**Exercise instructions**
Extract every record, keeping each one exactly as it is.

**Data rows**
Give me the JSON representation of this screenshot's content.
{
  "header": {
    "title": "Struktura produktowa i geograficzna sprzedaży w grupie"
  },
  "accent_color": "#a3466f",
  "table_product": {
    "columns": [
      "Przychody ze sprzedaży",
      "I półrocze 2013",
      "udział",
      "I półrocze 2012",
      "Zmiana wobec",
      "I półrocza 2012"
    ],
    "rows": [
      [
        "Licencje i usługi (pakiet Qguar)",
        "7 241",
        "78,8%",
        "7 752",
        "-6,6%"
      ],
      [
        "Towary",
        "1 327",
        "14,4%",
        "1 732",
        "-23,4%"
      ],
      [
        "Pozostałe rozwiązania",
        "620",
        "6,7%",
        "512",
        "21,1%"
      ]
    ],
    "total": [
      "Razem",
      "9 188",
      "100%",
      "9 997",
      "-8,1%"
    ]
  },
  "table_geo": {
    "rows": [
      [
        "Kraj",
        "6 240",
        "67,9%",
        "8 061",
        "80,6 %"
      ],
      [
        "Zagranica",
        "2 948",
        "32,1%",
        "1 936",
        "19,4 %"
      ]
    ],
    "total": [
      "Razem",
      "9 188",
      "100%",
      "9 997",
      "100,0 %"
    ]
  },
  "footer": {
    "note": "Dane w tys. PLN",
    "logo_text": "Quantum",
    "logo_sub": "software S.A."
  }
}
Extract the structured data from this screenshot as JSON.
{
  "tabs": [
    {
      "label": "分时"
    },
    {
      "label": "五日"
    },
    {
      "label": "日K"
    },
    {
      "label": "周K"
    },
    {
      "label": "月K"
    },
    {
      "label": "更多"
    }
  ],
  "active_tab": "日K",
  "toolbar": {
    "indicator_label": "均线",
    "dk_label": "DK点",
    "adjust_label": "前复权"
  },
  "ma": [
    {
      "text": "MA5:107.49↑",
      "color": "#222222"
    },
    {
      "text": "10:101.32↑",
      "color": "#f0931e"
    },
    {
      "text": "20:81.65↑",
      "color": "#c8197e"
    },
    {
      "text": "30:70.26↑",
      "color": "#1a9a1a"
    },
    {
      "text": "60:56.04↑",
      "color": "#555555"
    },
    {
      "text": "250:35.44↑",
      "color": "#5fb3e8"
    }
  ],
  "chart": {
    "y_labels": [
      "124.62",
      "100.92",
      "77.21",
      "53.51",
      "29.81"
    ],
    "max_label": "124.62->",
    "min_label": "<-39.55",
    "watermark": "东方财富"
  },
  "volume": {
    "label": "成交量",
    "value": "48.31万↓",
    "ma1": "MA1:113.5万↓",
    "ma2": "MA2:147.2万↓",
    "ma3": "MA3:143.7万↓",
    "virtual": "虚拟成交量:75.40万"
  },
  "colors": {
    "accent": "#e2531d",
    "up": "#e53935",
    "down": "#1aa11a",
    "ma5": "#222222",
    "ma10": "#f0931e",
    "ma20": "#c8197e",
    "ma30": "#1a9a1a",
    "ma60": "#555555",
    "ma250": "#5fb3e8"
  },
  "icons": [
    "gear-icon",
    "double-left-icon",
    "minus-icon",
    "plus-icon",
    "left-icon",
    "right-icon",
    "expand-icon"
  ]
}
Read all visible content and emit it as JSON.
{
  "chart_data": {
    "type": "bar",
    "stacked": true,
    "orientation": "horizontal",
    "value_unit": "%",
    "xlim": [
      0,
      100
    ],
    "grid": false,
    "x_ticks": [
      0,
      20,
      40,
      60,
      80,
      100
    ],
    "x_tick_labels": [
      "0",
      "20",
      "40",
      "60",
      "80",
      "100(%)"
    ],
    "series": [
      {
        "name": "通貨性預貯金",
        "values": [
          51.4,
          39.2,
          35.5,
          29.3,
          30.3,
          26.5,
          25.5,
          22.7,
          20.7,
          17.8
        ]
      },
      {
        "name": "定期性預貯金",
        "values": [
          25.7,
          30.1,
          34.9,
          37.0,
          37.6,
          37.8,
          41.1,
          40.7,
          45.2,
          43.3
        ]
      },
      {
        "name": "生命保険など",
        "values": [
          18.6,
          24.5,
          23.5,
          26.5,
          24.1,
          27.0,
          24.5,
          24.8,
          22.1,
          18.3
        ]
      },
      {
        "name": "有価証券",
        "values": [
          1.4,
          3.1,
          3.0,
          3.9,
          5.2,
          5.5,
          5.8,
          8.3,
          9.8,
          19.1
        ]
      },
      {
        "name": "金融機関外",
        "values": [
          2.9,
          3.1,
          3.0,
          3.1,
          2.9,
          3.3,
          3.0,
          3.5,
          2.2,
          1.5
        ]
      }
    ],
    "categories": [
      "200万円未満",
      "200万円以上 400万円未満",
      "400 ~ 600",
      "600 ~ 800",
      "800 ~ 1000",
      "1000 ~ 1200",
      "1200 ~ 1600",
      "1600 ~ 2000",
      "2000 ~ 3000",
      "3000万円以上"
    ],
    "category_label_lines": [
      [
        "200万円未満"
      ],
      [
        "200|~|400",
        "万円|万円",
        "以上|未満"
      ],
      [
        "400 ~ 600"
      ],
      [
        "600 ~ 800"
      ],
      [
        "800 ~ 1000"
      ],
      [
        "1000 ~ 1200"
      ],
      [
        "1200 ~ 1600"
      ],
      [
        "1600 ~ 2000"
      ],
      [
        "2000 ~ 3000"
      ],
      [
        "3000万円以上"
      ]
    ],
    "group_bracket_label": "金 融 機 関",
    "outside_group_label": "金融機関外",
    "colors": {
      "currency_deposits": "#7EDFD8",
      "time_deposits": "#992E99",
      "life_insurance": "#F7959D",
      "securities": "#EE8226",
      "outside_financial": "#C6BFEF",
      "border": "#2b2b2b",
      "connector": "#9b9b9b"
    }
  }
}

**Full response**
Give me the JSON representation of this screenshot's content.
{
  "header": {
    "title": "Struktura produktowa i geograficzna sprzedaży w grupie"
  },
  "accent_color": "#a3466f",
  "table_product": {
    "columns": [
      "Przychody ze sprzedaży",
      "I półrocze 2013",
      "udział",
      "I półrocze 2012",
      "Zmiana wobec",
      "I półrocza 2012"
    ],
    "rows": [
      [
        "Licencje i usługi (pakiet Qguar)",
        "7 241",
        "78,8%",
        "7 752",
        "-6,6%"
      ],
      [
        "Towary",
        "1 327",
        "14,4%",
        "1 732",
        "-23,4%"
      ],
      [
        "Pozostałe rozwiązania",
        "620",
        "6,7%",
        "512",
        "21,1%"
      ]
    ],
    "total": [
      "Razem",
      "9 188",
      "100%",
      "9 997",
      "-8,1%"
    ]
  },
  "table_geo": {
    "rows": [
      [
        "Kraj",
        "6 240",
        "67,9%",
        "8 061",
        "80,6 %"
      ],
      [
        "Zagranica",
        "2 948",
        "32,1%",
        "1 936",
        "19,4 %"
      ]
    ],
    "total": [
      "Razem",
      "9 188",
      "100%",
      "9 997",
      "100,0 %"
    ]
  },
  "footer": {
    "note": "Dane w tys. PLN",
    "logo_text": "Quantum",
    "logo_sub": "software S.A."
  }
}
Extract the structured data from this screenshot as JSON.
{
  "tabs": [
    {
      "label": "分时"
    },
    {
      "label": "五日"
    },
    {
      "label": "日K"
    },
    {
      "label": "周K"
    },
    {
      "label": "月K"
    },
    {
      "label": "更多"
    }
  ],
  "active_tab": "日K",
  "toolbar": {
    "indicator_label": "均线",
    "dk_label": "DK点",
    "adjust_label": "前复权"
  },
  "ma": [
    {
      "text": "MA5:107.49↑",
      "color": "#222222"
    },
    {
      "text": "10:101.32↑",
      "color": "#f0931e"
    },
    {
      "text": "20:81.65↑",
      "color": "#c8197e"
    },
    {
      "text": "30:70.26↑",
      "color": "#1a9a1a"
    },
    {
      "text": "60:56.04↑",
      "color": "#555555"
    },
    {
      "text": "250:35.44↑",
      "color": "#5fb3e8"
    }
  ],
  "chart": {
    "y_labels": [
      "124.62",
      "100.92",
      "77.21",
      "53.51",
      "29.81"
    ],
    "max_label": "124.62->",
    "min_label": "<-39.55",
    "watermark": "东方财富"
  },
  "volume": {
    "label": "成交量",
    "value": "48.31万↓",
    "ma1": "MA1:113.5万↓",
    "ma2": "MA2:147.2万↓",
    "ma3": "MA3:143.7万↓",
    "virtual": "虚拟成交量:75.40万"
  },
  "colors": {
    "accent": "#e2531d",
    "up": "#e53935",
    "down": "#1aa11a",
    "ma5": "#222222",
    "ma10": "#f0931e",
    "ma20": "#c8197e",
    "ma30": "#1a9a1a",
    "ma60": "#555555",
    "ma250": "#5fb3e8"
  },
  "icons": [
    "gear-icon",
    "double-left-icon",
    "minus-icon",
    "plus-icon",
    "left-icon",
    "right-icon",
    "expand-icon"
  ]
}
Read all visible content and emit it as JSON.
{
  "chart_data": {
    "type": "bar",
    "stacked": true,
    "orientation": "horizontal",
    "value_unit": "%",
    "xlim": [
      0,
      100
    ],
    "grid": false,
    "x_ticks": [
      0,
      20,
      40,
      60,
      80,
      100
    ],
    "x_tick_labels": [
      "0",
      "20",
      "40",
      "60",
      "80",
      "100(%)"
    ],
    "series": [
      {
        "name": "通貨性預貯金",
        "values": [
          51.4,
          39.2,
          35.5,
          29.3,
          30.3,
          26.5,
          25.5,
          22.7,
          20.7,
          17.8
        ]
      },
      {
        "name": "定期性預貯金",
        "values": [
          25.7,
          30.1,
          34.9,
          37.0,
          37.6,
          37.8,
          41.1,
          40.7,
          45.2,
          43.3
        ]
      },
      {
        "name": "生命保険など",
        "values": [
          18.6,
          24.5,
          23.5,
          26.5,
          24.1,
          27.0,
          24.5,
          24.8,
          22.1,
          18.3
        ]
      },
      {
        "name": "有価証券",
        "values": [
          1.4,
          3.1,
          3.0,
          3.9,
          5.2,
          5.5,
          5.8,
          8.3,
          9.8,
          19.1
        ]
      },
      {
        "name": "金融機関外",
        "values": [
          2.9,
          3.1,
          3.0,
          3.1,
          2.9,
          3.3,
          3.0,
          3.5,
          2.2,
          1.5
        ]
      }
    ],
    "categories": [
      "200万円未満",
      "200万円以上 400万円未満",
      "400 ~ 600",
      "600 ~ 800",
      "800 ~ 1000",
      "1000 ~ 1200",
      "1200 ~ 1600",
      "1600 ~ 2000",
      "2000 ~ 3000",
      "3000万円以上"
    ],
    "category_label_lines": [
      [
        "200万円未満"
      ],
      [
        "200|~|400",
        "万円|万円",
        "以上|未満"
      ],
      [
        "400 ~ 600"
      ],
      [
        "600 ~ 800"
      ],
      [
        "800 ~ 1000"
      ],
      [
        "1000 ~ 1200"
      ],
      [
        "1200 ~ 1600"
      ],
      [
        "1600 ~ 2000"
      ],
      [
        "2000 ~ 3000"
      ],
      [
        "3000万円以上"
      ]
    ],
    "group_bracket_label": "金 融 機 関",
    "outside_group_label": "金融機関外",
    "colors": {
      "currency_deposits": "#7EDFD8",
      "time_deposits": "#992E99",
      "life_insurance": "#F7959D",
      "securities": "#EE8226",
      "outside_financial": "#C6BFEF",
      "border": "#2b2b2b",
      "connector": "#9b9b9b"
    }
  }
}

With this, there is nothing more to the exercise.